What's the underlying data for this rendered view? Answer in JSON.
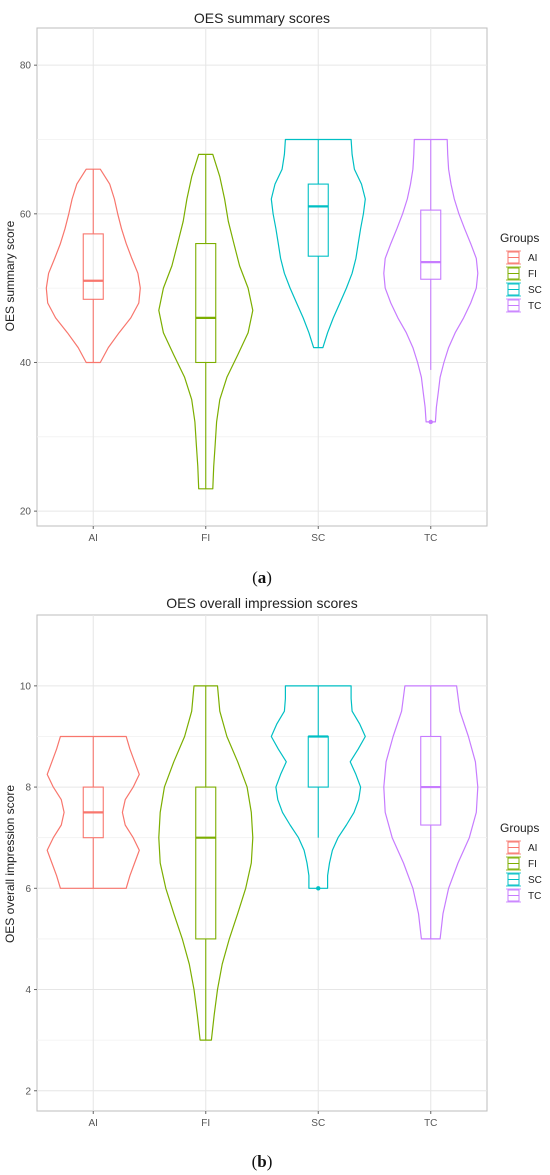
{
  "chart_data": [
    {
      "type": "violin",
      "title": "OES summary scores",
      "xlabel": "",
      "ylabel": "OES summary score",
      "ylim": [
        18,
        85
      ],
      "yticks": [
        20,
        40,
        60,
        80
      ],
      "categories": [
        "AI",
        "FI",
        "SC",
        "TC"
      ],
      "legend": {
        "title": "Groups",
        "position": "right",
        "entries": [
          "AI",
          "FI",
          "SC",
          "TC"
        ]
      },
      "grid": true,
      "caption": {
        "open": "(",
        "letter": "a",
        "close": ")"
      },
      "series": [
        {
          "name": "AI",
          "color": "#F8766D",
          "min": 40,
          "q1": 48.5,
          "median": 51,
          "q3": 57.3,
          "max": 66,
          "outliers": [],
          "density": [
            [
              40,
              0.15
            ],
            [
              42,
              0.32
            ],
            [
              44,
              0.55
            ],
            [
              46,
              0.8
            ],
            [
              48,
              0.97
            ],
            [
              50,
              1.0
            ],
            [
              52,
              0.95
            ],
            [
              54,
              0.82
            ],
            [
              56,
              0.7
            ],
            [
              58,
              0.6
            ],
            [
              60,
              0.52
            ],
            [
              62,
              0.45
            ],
            [
              64,
              0.35
            ],
            [
              66,
              0.15
            ]
          ]
        },
        {
          "name": "FI",
          "color": "#7CAE00",
          "min": 23,
          "q1": 40,
          "median": 46,
          "q3": 56,
          "max": 68,
          "outliers": [],
          "density": [
            [
              23,
              0.15
            ],
            [
              26,
              0.17
            ],
            [
              29,
              0.2
            ],
            [
              32,
              0.23
            ],
            [
              35,
              0.3
            ],
            [
              38,
              0.45
            ],
            [
              41,
              0.68
            ],
            [
              44,
              0.9
            ],
            [
              47,
              1.0
            ],
            [
              50,
              0.9
            ],
            [
              53,
              0.72
            ],
            [
              56,
              0.6
            ],
            [
              59,
              0.48
            ],
            [
              62,
              0.4
            ],
            [
              65,
              0.3
            ],
            [
              68,
              0.15
            ]
          ]
        },
        {
          "name": "SC",
          "color": "#00BFC4",
          "min": 42,
          "q1": 54.3,
          "median": 61,
          "q3": 64,
          "max": 70,
          "outliers": [],
          "density": [
            [
              42,
              0.1
            ],
            [
              44,
              0.2
            ],
            [
              46,
              0.32
            ],
            [
              48,
              0.46
            ],
            [
              50,
              0.6
            ],
            [
              52,
              0.72
            ],
            [
              54,
              0.8
            ],
            [
              56,
              0.85
            ],
            [
              58,
              0.9
            ],
            [
              60,
              0.96
            ],
            [
              62,
              1.0
            ],
            [
              64,
              0.92
            ],
            [
              66,
              0.77
            ],
            [
              68,
              0.72
            ],
            [
              70,
              0.7
            ]
          ]
        },
        {
          "name": "TC",
          "color": "#C77CFF",
          "min": 39,
          "q1": 51.2,
          "median": 53.5,
          "q3": 60.5,
          "max": 70,
          "outliers": [
            32
          ],
          "density": [
            [
              32,
              0.1
            ],
            [
              34,
              0.12
            ],
            [
              36,
              0.16
            ],
            [
              38,
              0.2
            ],
            [
              40,
              0.28
            ],
            [
              42,
              0.38
            ],
            [
              44,
              0.52
            ],
            [
              46,
              0.7
            ],
            [
              48,
              0.85
            ],
            [
              50,
              0.97
            ],
            [
              52,
              1.0
            ],
            [
              54,
              0.97
            ],
            [
              56,
              0.85
            ],
            [
              58,
              0.72
            ],
            [
              60,
              0.6
            ],
            [
              62,
              0.5
            ],
            [
              64,
              0.43
            ],
            [
              66,
              0.38
            ],
            [
              68,
              0.36
            ],
            [
              70,
              0.35
            ]
          ]
        }
      ]
    },
    {
      "type": "violin",
      "title": "OES overall impression scores",
      "xlabel": "",
      "ylabel": "OES overall impression score",
      "ylim": [
        1.6,
        11.4
      ],
      "yticks": [
        2,
        4,
        6,
        8,
        10
      ],
      "categories": [
        "AI",
        "FI",
        "SC",
        "TC"
      ],
      "legend": {
        "title": "Groups",
        "position": "right",
        "entries": [
          "AI",
          "FI",
          "SC",
          "TC"
        ]
      },
      "grid": true,
      "caption": {
        "open": "(",
        "letter": "b",
        "close": ")"
      },
      "series": [
        {
          "name": "AI",
          "color": "#F8766D",
          "min": 6,
          "q1": 7,
          "median": 7.5,
          "q3": 8,
          "max": 9,
          "outliers": [],
          "density": [
            [
              6,
              0.7
            ],
            [
              6.25,
              0.78
            ],
            [
              6.5,
              0.88
            ],
            [
              6.75,
              0.98
            ],
            [
              7,
              0.85
            ],
            [
              7.25,
              0.68
            ],
            [
              7.5,
              0.62
            ],
            [
              7.75,
              0.68
            ],
            [
              8,
              0.85
            ],
            [
              8.25,
              0.98
            ],
            [
              8.5,
              0.88
            ],
            [
              8.75,
              0.78
            ],
            [
              9,
              0.7
            ]
          ]
        },
        {
          "name": "FI",
          "color": "#7CAE00",
          "min": 3,
          "q1": 5,
          "median": 7,
          "q3": 8,
          "max": 10,
          "outliers": [],
          "density": [
            [
              3,
              0.12
            ],
            [
              3.5,
              0.18
            ],
            [
              4,
              0.25
            ],
            [
              4.5,
              0.35
            ],
            [
              5,
              0.5
            ],
            [
              5.5,
              0.68
            ],
            [
              6,
              0.85
            ],
            [
              6.5,
              0.97
            ],
            [
              7,
              1.0
            ],
            [
              7.5,
              0.97
            ],
            [
              8,
              0.88
            ],
            [
              8.5,
              0.68
            ],
            [
              9,
              0.45
            ],
            [
              9.5,
              0.3
            ],
            [
              10,
              0.25
            ]
          ]
        },
        {
          "name": "SC",
          "color": "#00BFC4",
          "min": 7,
          "q1": 8,
          "median": 9,
          "q3": 9,
          "max": 10,
          "outliers": [
            6
          ],
          "density": [
            [
              6,
              0.2
            ],
            [
              6.25,
              0.2
            ],
            [
              6.5,
              0.24
            ],
            [
              6.75,
              0.3
            ],
            [
              7,
              0.42
            ],
            [
              7.25,
              0.6
            ],
            [
              7.5,
              0.76
            ],
            [
              7.75,
              0.86
            ],
            [
              8,
              0.9
            ],
            [
              8.25,
              0.8
            ],
            [
              8.5,
              0.68
            ],
            [
              8.75,
              0.85
            ],
            [
              9,
              1.0
            ],
            [
              9.25,
              0.88
            ],
            [
              9.5,
              0.72
            ],
            [
              9.75,
              0.7
            ],
            [
              10,
              0.7
            ]
          ]
        },
        {
          "name": "TC",
          "color": "#C77CFF",
          "min": 5,
          "q1": 7.25,
          "median": 8,
          "q3": 9,
          "max": 10,
          "outliers": [],
          "density": [
            [
              5,
              0.2
            ],
            [
              5.5,
              0.26
            ],
            [
              6,
              0.38
            ],
            [
              6.5,
              0.58
            ],
            [
              7,
              0.82
            ],
            [
              7.5,
              0.97
            ],
            [
              8,
              1.0
            ],
            [
              8.5,
              0.95
            ],
            [
              9,
              0.8
            ],
            [
              9.5,
              0.62
            ],
            [
              10,
              0.55
            ]
          ]
        }
      ]
    }
  ]
}
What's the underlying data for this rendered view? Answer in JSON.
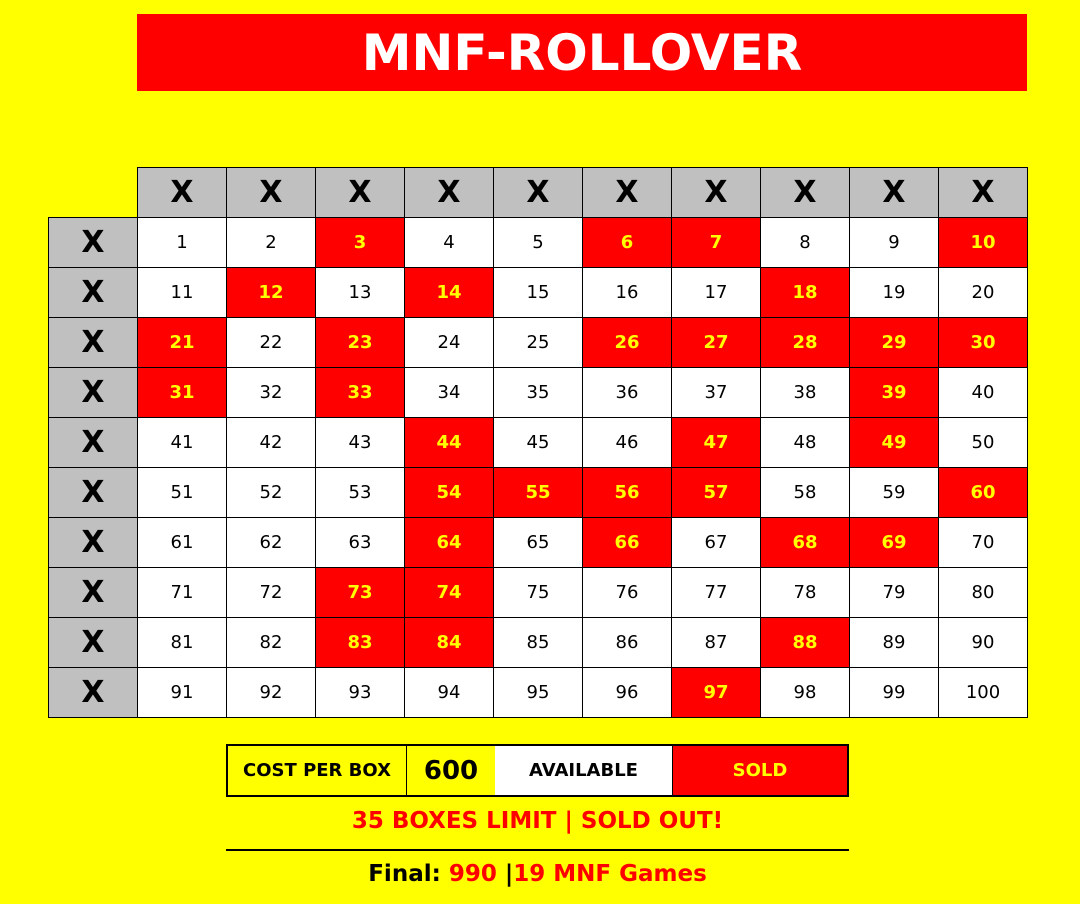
{
  "title": "MNF-ROLLOVER",
  "grid": {
    "column_headers": [
      "X",
      "X",
      "X",
      "X",
      "X",
      "X",
      "X",
      "X",
      "X",
      "X"
    ],
    "row_headers": [
      "X",
      "X",
      "X",
      "X",
      "X",
      "X",
      "X",
      "X",
      "X",
      "X"
    ],
    "numbers_from": 1,
    "numbers_to": 100,
    "sold": [
      3,
      6,
      7,
      10,
      12,
      14,
      18,
      21,
      23,
      26,
      27,
      28,
      29,
      30,
      31,
      33,
      39,
      44,
      47,
      49,
      54,
      55,
      56,
      57,
      60,
      64,
      66,
      68,
      69,
      73,
      74,
      83,
      84,
      88,
      97
    ]
  },
  "legend": {
    "cost_label": "COST PER BOX",
    "cost_value": "600",
    "available_label": "AVAILABLE",
    "sold_label": "SOLD"
  },
  "limit_text": "35 BOXES LIMIT | SOLD OUT!",
  "final": {
    "label": "Final:",
    "value": "990",
    "separator": "|",
    "games": "19 MNF Games"
  },
  "colors": {
    "background": "#ffff00",
    "sold": "#ff0000",
    "sold_text": "#ffff00",
    "available": "#ffffff",
    "header": "#c0c0c0"
  }
}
========
- [THE REQUEST]:
Copy out each line that contains the word "scores".

- [OUTPUT OF THE EXERCISE]:
      "title": "OES summary scores",
      "title": "OES overall impression scores",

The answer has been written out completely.